**ROWS:**
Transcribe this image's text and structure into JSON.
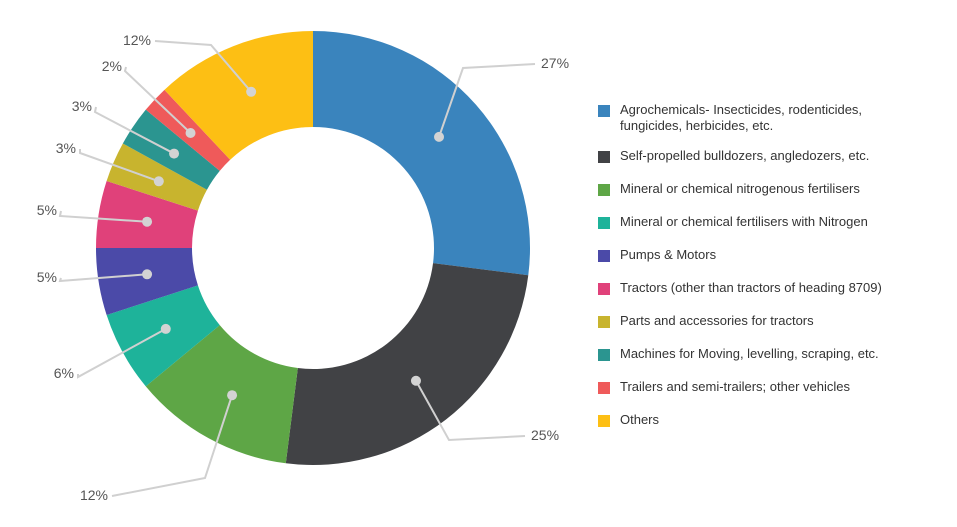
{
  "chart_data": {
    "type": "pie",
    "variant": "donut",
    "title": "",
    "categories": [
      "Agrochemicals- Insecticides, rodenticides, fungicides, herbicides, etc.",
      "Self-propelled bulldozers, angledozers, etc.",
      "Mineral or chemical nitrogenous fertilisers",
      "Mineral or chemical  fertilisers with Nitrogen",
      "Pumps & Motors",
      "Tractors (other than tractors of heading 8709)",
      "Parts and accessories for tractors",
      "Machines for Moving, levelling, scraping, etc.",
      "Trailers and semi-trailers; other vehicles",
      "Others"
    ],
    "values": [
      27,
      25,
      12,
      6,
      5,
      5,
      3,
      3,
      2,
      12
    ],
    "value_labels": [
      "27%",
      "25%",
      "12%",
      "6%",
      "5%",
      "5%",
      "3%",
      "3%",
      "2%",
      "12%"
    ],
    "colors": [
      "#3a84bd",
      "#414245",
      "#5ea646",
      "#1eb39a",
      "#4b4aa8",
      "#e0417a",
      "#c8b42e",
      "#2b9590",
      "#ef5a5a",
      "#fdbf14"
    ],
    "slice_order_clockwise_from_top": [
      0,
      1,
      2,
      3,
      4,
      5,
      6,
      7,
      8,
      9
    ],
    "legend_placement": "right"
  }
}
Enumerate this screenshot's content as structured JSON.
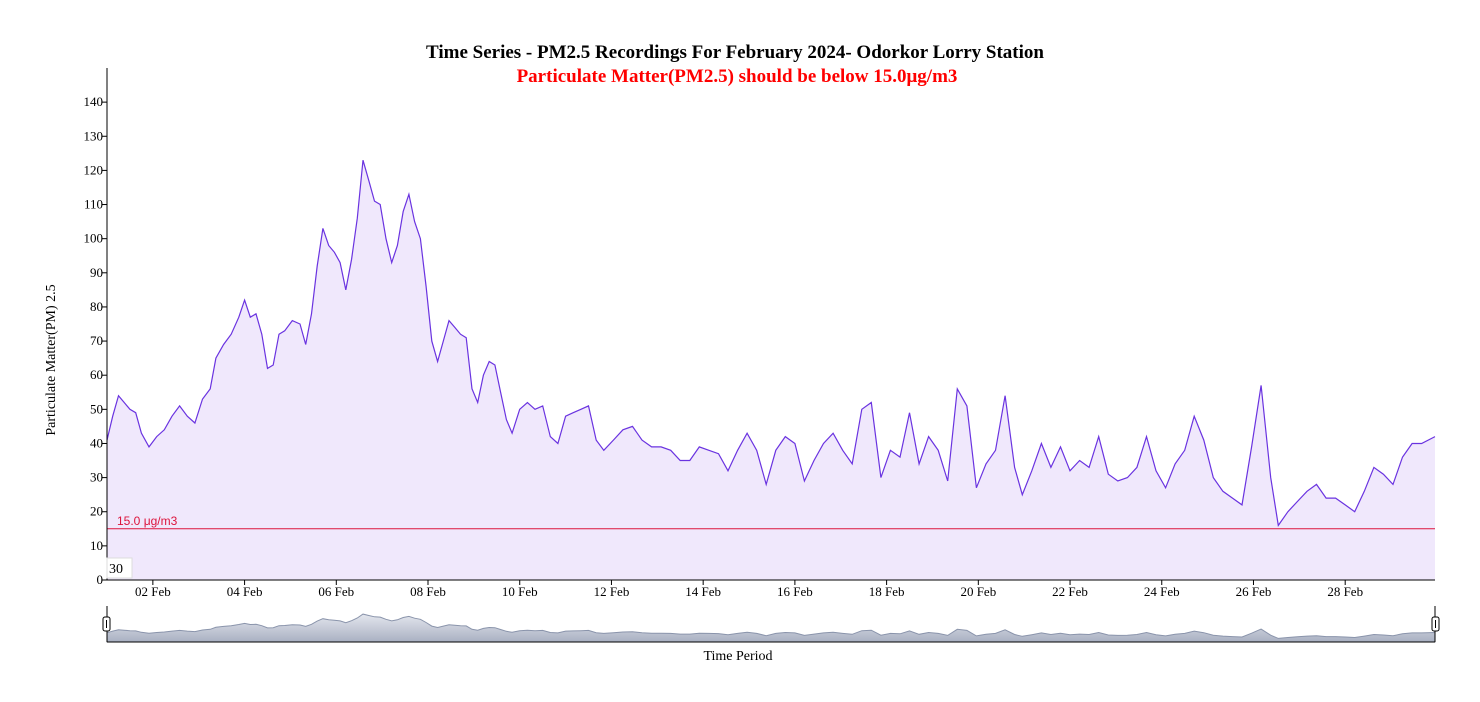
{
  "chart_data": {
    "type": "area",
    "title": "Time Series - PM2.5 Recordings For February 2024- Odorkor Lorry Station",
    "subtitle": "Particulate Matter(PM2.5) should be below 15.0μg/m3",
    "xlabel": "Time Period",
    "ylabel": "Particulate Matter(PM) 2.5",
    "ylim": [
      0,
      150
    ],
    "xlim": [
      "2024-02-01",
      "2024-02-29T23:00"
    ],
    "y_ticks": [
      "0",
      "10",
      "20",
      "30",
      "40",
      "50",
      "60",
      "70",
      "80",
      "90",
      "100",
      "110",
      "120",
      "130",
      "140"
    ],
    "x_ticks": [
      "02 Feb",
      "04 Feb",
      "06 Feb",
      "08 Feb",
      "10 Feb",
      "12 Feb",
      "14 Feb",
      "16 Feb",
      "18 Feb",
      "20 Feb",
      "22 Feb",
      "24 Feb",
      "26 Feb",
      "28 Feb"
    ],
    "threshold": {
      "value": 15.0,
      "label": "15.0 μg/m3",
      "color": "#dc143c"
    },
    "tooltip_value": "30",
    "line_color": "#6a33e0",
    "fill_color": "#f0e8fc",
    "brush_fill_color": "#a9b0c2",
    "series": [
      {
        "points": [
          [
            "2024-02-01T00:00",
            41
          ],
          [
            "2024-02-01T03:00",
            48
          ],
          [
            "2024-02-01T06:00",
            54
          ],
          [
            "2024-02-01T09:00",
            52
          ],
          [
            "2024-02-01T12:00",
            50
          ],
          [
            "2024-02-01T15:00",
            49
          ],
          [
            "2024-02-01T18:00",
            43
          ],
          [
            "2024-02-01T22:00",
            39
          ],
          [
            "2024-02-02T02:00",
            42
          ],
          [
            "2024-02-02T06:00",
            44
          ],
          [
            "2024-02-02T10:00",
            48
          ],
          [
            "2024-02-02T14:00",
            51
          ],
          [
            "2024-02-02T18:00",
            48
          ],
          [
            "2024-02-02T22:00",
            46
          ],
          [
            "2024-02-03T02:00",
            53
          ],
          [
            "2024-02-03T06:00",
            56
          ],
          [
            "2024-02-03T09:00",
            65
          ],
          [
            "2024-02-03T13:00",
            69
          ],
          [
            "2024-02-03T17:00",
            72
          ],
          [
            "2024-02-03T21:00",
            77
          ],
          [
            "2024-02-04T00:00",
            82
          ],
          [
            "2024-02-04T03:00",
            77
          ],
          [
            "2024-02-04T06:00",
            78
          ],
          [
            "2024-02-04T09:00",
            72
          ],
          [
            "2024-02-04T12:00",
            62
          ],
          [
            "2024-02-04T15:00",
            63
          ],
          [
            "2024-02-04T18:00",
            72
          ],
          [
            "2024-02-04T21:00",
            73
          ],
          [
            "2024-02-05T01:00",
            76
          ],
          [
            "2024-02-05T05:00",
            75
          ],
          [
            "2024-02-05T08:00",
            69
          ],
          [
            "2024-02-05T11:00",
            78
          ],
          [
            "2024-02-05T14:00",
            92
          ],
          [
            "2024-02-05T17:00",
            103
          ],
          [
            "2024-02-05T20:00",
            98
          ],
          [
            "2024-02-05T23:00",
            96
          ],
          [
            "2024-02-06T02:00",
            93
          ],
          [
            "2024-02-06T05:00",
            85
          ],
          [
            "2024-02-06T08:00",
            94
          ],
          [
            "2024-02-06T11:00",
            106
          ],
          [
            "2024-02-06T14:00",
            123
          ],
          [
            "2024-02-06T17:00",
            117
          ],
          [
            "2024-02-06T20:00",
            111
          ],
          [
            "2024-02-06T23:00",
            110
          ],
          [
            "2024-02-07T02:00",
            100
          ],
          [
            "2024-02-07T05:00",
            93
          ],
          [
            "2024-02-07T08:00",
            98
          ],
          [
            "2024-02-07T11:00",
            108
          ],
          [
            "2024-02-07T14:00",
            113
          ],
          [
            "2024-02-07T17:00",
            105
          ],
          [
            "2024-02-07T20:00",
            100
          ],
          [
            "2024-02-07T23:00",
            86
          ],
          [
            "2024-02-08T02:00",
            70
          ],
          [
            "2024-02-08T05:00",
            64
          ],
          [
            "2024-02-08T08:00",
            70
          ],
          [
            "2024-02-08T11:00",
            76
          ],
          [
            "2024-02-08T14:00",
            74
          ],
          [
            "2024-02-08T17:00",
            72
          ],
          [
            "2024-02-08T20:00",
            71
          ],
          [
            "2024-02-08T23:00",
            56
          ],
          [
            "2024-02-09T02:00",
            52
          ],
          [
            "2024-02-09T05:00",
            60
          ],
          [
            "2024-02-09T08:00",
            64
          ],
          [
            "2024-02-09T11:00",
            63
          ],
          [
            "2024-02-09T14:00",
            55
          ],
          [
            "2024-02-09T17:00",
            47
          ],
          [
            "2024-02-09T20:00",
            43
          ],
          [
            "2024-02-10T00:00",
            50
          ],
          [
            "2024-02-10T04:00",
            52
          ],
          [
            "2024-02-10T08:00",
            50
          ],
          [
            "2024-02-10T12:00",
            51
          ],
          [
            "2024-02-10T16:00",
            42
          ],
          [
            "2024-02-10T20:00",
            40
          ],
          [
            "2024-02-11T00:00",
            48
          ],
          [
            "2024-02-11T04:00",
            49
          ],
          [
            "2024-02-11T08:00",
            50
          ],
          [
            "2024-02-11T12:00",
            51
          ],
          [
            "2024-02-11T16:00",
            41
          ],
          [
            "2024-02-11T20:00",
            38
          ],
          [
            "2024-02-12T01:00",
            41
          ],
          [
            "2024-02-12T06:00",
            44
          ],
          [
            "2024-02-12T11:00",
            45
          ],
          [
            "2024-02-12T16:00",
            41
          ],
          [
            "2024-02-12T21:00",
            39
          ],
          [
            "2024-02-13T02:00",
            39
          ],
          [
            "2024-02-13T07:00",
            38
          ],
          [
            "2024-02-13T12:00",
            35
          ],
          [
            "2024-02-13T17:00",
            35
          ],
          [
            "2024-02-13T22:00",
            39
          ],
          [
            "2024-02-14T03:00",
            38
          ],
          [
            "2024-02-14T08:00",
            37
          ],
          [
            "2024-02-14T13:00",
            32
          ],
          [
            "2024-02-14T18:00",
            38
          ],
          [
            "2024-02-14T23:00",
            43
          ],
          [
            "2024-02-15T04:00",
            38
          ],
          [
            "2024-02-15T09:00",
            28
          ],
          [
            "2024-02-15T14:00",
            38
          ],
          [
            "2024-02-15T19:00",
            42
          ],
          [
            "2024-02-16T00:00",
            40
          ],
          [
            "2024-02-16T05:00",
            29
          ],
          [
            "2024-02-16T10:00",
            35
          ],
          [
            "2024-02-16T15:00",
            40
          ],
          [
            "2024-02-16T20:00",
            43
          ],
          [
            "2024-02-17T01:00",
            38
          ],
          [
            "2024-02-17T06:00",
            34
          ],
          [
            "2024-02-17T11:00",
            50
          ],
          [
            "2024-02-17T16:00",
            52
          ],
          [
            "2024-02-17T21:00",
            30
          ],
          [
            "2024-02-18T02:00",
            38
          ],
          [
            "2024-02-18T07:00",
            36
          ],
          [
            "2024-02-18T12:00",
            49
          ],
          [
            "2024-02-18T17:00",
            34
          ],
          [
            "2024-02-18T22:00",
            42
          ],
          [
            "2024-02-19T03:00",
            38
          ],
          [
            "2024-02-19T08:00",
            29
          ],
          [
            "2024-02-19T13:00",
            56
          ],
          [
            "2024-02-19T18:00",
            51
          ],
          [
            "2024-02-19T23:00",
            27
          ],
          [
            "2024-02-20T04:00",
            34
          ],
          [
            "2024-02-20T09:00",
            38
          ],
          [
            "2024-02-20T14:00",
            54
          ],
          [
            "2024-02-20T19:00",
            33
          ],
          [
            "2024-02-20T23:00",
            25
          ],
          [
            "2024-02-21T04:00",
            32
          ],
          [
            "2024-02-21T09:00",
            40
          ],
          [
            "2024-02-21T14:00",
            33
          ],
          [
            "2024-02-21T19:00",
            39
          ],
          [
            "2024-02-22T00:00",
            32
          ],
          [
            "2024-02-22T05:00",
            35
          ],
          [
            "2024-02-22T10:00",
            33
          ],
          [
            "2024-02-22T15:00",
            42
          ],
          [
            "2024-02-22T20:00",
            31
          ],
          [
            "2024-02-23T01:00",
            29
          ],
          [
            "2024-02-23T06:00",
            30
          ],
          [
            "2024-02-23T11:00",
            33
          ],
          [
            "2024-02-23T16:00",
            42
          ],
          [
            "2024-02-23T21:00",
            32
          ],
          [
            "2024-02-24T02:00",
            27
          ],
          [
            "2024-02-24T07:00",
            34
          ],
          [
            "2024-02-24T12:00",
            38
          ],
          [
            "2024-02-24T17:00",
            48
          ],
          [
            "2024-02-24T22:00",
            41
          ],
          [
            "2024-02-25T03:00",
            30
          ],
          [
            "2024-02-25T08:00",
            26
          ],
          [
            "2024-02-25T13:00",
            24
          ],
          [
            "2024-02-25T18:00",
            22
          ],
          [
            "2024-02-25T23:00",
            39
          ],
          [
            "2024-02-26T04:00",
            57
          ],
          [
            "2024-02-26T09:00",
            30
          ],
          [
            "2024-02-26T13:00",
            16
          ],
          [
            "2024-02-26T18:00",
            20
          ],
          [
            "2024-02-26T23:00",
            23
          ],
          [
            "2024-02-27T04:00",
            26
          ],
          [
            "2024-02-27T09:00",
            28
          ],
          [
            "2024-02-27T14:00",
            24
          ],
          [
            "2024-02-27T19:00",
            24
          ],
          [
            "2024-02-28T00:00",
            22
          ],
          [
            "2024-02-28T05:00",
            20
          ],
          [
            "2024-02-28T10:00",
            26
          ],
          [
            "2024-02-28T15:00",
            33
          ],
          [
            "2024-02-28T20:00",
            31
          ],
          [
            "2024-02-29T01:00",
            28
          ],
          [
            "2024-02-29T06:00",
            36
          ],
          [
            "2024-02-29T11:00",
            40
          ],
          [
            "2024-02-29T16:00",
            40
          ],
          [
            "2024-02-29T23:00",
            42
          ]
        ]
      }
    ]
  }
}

**OBJECTIVE:** Take each line containing the string "this" and copy it out.

**EXERCISE ANSWER:**
Transcribe this image's text and structure into JSON.
Enumerate this screenshot's content as structured JSON.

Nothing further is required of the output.